_SUPPLIED RECORDS_

========================================

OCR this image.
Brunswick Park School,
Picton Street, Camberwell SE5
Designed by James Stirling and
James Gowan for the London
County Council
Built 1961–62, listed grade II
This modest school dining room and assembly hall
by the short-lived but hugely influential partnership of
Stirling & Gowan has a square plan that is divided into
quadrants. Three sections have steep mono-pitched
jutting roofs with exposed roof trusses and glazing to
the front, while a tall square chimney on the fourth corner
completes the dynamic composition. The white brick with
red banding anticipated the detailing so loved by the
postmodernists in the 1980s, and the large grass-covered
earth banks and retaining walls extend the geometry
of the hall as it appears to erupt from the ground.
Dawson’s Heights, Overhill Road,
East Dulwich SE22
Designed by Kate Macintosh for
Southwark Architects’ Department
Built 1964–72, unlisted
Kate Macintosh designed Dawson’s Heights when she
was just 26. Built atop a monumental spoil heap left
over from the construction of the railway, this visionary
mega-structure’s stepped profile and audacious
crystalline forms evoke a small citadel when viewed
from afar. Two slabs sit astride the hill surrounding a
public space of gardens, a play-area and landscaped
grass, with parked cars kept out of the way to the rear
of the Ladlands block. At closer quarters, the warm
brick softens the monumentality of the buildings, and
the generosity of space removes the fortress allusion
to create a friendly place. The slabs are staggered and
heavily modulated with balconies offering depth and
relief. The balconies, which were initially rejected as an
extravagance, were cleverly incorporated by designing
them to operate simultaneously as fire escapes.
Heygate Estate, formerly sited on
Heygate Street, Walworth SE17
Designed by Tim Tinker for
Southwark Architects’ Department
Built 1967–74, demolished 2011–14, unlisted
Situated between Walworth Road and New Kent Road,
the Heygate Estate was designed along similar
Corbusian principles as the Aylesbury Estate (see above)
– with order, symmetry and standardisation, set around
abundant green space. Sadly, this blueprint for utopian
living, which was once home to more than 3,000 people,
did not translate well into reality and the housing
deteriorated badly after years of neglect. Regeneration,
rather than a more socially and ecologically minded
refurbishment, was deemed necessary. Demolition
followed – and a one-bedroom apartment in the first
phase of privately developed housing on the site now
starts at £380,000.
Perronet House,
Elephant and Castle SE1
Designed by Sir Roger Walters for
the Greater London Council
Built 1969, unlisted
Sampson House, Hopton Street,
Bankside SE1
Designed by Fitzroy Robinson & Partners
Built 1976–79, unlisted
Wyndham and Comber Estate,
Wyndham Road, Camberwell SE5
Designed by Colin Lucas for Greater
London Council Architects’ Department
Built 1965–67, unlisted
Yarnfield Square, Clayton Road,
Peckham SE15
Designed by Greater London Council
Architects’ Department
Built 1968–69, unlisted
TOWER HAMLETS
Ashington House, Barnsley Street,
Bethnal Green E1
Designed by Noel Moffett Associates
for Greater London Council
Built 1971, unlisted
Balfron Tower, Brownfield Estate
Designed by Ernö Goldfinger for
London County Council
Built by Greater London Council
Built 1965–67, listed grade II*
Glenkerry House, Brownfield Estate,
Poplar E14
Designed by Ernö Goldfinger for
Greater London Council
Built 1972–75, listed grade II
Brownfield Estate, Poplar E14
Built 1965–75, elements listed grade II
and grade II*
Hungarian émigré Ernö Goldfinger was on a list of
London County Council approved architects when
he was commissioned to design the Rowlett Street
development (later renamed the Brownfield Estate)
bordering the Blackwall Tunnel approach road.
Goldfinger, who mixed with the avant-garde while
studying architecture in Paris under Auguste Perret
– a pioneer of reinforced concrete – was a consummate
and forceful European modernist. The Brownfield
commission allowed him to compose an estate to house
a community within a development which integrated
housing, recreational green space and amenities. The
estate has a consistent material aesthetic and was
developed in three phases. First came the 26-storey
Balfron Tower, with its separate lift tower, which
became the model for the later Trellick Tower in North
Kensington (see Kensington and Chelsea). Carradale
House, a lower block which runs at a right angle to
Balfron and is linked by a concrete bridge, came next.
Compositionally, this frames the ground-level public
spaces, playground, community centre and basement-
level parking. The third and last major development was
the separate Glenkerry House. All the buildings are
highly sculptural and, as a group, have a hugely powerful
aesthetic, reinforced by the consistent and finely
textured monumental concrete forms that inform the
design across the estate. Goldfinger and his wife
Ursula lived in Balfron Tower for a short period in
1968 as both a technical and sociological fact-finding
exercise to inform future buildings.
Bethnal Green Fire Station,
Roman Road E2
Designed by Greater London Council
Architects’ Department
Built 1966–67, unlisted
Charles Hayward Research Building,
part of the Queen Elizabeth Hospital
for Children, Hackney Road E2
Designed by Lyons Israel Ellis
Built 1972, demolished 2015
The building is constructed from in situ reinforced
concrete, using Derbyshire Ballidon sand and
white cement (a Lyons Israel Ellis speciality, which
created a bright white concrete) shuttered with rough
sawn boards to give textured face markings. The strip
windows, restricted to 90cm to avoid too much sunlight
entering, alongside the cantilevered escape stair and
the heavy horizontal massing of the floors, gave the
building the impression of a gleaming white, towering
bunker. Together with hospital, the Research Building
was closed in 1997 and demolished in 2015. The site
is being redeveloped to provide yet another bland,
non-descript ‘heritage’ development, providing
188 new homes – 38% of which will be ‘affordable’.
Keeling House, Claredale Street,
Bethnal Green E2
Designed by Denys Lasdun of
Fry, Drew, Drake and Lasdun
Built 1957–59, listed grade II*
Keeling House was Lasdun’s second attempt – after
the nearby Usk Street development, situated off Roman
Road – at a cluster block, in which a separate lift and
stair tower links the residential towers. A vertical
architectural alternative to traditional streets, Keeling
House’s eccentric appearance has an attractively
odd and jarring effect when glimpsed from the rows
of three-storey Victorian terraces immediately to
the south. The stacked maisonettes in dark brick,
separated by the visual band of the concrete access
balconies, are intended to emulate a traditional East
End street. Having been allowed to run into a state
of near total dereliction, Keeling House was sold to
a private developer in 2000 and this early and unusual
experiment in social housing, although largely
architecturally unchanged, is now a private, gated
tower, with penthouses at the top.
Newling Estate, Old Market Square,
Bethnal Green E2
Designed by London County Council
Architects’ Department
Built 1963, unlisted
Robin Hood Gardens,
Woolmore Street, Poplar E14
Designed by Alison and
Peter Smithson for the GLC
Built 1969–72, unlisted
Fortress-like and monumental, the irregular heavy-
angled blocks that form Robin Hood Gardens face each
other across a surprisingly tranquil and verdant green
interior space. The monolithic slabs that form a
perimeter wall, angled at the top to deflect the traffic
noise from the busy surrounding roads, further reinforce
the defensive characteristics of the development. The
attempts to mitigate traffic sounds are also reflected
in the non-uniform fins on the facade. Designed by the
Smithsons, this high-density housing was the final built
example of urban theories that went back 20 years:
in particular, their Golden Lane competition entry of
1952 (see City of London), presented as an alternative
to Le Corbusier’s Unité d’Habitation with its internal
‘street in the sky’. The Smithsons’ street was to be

========================================

From the records given above, copy all lines containing "level".

Compositionally, this frames the ground-level public
level parking. The third and last major development was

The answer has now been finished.